Set task >>
Below is a block of records; repeat all of them exactly.

Figure content listings:

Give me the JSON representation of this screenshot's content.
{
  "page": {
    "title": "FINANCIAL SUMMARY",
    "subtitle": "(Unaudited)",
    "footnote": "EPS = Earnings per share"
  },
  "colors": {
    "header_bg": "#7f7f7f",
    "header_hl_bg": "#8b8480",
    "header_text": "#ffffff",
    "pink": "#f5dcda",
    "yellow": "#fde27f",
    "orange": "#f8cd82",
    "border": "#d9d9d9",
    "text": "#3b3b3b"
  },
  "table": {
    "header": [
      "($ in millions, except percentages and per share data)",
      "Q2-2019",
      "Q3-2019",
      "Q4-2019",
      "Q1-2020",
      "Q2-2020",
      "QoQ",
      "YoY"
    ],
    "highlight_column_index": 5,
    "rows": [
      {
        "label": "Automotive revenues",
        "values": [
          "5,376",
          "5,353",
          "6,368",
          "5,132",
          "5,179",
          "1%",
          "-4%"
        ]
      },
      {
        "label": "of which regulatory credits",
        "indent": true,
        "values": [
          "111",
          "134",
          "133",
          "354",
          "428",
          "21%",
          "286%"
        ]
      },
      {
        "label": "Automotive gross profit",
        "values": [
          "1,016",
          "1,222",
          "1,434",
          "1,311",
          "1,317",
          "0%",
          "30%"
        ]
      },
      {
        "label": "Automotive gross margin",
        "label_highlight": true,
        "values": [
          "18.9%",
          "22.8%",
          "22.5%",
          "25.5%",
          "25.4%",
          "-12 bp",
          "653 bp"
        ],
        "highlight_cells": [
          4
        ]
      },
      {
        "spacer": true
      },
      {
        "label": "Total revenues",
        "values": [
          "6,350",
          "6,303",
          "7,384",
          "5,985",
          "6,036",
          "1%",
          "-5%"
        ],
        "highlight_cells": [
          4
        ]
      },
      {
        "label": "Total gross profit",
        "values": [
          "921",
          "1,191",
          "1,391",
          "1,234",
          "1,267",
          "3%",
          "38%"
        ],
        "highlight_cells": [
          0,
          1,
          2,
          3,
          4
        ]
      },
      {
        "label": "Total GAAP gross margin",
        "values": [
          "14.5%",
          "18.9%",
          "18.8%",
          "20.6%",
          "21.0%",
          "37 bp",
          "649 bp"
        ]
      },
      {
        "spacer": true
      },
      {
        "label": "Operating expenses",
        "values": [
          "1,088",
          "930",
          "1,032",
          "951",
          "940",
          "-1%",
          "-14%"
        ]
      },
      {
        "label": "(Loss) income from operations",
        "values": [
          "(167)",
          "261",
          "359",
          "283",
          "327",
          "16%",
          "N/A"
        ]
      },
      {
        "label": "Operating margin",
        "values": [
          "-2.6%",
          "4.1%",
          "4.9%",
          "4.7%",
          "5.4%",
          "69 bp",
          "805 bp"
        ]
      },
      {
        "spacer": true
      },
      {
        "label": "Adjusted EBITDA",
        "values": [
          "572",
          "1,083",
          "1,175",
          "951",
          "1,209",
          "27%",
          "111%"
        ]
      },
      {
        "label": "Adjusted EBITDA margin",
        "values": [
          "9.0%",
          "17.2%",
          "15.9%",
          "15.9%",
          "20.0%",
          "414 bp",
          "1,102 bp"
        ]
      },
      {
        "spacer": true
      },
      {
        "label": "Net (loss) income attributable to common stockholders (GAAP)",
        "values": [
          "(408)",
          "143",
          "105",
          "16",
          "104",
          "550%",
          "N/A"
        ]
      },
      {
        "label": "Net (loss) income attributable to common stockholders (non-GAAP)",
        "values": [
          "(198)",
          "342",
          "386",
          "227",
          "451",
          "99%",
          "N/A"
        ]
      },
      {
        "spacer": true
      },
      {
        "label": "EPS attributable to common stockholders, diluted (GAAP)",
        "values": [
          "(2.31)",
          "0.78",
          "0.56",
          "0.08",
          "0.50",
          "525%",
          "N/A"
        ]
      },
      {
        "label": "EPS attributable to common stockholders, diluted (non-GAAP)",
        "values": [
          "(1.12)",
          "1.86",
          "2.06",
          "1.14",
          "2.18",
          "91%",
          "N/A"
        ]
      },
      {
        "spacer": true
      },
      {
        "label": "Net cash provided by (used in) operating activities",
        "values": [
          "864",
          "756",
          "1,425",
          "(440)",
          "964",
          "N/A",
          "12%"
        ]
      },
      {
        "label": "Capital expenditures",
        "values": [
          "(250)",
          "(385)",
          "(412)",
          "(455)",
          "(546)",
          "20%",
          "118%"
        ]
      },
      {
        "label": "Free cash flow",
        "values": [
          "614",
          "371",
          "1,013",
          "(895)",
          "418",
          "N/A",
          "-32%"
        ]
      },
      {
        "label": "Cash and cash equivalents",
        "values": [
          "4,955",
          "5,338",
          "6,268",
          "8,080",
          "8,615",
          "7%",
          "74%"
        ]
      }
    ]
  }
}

Task response >>
Give me the JSON representation of this screenshot's content.
{
  "page": {
    "title": "FINANCIAL SUMMARY",
    "subtitle": "(Unaudited)",
    "footnote": "EPS = Earnings per share"
  },
  "colors": {
    "header_bg": "#7f7f7f",
    "header_hl_bg": "#8b8480",
    "header_text": "#ffffff",
    "pink": "#f5dcda",
    "yellow": "#fde27f",
    "orange": "#f8cd82",
    "border": "#d9d9d9",
    "text": "#3b3b3b"
  },
  "table": {
    "header": [
      "($ in millions, except percentages and per share data)",
      "Q2-2019",
      "Q3-2019",
      "Q4-2019",
      "Q1-2020",
      "Q2-2020",
      "QoQ",
      "YoY"
    ],
    "highlight_column_index": 5,
    "rows": [
      {
        "label": "Automotive revenues",
        "values": [
          "5,376",
          "5,353",
          "6,368",
          "5,132",
          "5,179",
          "1%",
          "-4%"
        ]
      },
      {
        "label": "of which regulatory credits",
        "indent": true,
        "values": [
          "111",
          "134",
          "133",
          "354",
          "428",
          "21%",
          "286%"
        ]
      },
      {
        "label": "Automotive gross profit",
        "values": [
          "1,016",
          "1,222",
          "1,434",
          "1,311",
          "1,317",
          "0%",
          "30%"
        ]
      },
      {
        "label": "Automotive gross margin",
        "label_highlight": true,
        "values": [
          "18.9%",
          "22.8%",
          "22.5%",
          "25.5%",
          "25.4%",
          "-12 bp",
          "653 bp"
        ],
        "highlight_cells": [
          4
        ]
      },
      {
        "spacer": true
      },
      {
        "label": "Total revenues",
        "values": [
          "6,350",
          "6,303",
          "7,384",
          "5,985",
          "6,036",
          "1%",
          "-5%"
        ],
        "highlight_cells": [
          4
        ]
      },
      {
        "label": "Total gross profit",
        "values": [
          "921",
          "1,191",
          "1,391",
          "1,234",
          "1,267",
          "3%",
          "38%"
        ],
        "highlight_cells": [
          0,
          1,
          2,
          3,
          4
        ]
      },
      {
        "label": "Total GAAP gross margin",
        "values": [
          "14.5%",
          "18.9%",
          "18.8%",
          "20.6%",
          "21.0%",
          "37 bp",
          "649 bp"
        ]
      },
      {
        "spacer": true
      },
      {
        "label": "Operating expenses",
        "values": [
          "1,088",
          "930",
          "1,032",
          "951",
          "940",
          "-1%",
          "-14%"
        ]
      },
      {
        "label": "(Loss) income from operations",
        "values": [
          "(167)",
          "261",
          "359",
          "283",
          "327",
          "16%",
          "N/A"
        ]
      },
      {
        "label": "Operating margin",
        "values": [
          "-2.6%",
          "4.1%",
          "4.9%",
          "4.7%",
          "5.4%",
          "69 bp",
          "805 bp"
        ]
      },
      {
        "spacer": true
      },
      {
        "label": "Adjusted EBITDA",
        "values": [
          "572",
          "1,083",
          "1,175",
          "951",
          "1,209",
          "27%",
          "111%"
        ]
      },
      {
        "label": "Adjusted EBITDA margin",
        "values": [
          "9.0%",
          "17.2%",
          "15.9%",
          "15.9%",
          "20.0%",
          "414 bp",
          "1,102 bp"
        ]
      },
      {
        "spacer": true
      },
      {
        "label": "Net (loss) income attributable to common stockholders (GAAP)",
        "values": [
          "(408)",
          "143",
          "105",
          "16",
          "104",
          "550%",
          "N/A"
        ]
      },
      {
        "label": "Net (loss) income attributable to common stockholders (non-GAAP)",
        "values": [
          "(198)",
          "342",
          "386",
          "227",
          "451",
          "99%",
          "N/A"
        ]
      },
      {
        "spacer": true
      },
      {
        "label": "EPS attributable to common stockholders, diluted (GAAP)",
        "values": [
          "(2.31)",
          "0.78",
          "0.56",
          "0.08",
          "0.50",
          "525%",
          "N/A"
        ]
      },
      {
        "label": "EPS attributable to common stockholders, diluted (non-GAAP)",
        "values": [
          "(1.12)",
          "1.86",
          "2.06",
          "1.14",
          "2.18",
          "91%",
          "N/A"
        ]
      },
      {
        "spacer": true
      },
      {
        "label": "Net cash provided by (used in) operating activities",
        "values": [
          "864",
          "756",
          "1,425",
          "(440)",
          "964",
          "N/A",
          "12%"
        ]
      },
      {
        "label": "Capital expenditures",
        "values": [
          "(250)",
          "(385)",
          "(412)",
          "(455)",
          "(546)",
          "20%",
          "118%"
        ]
      },
      {
        "label": "Free cash flow",
        "values": [
          "614",
          "371",
          "1,013",
          "(895)",
          "418",
          "N/A",
          "-32%"
        ]
      },
      {
        "label": "Cash and cash equivalents",
        "values": [
          "4,955",
          "5,338",
          "6,268",
          "8,080",
          "8,615",
          "7%",
          "74%"
        ]
      }
    ]
  }
}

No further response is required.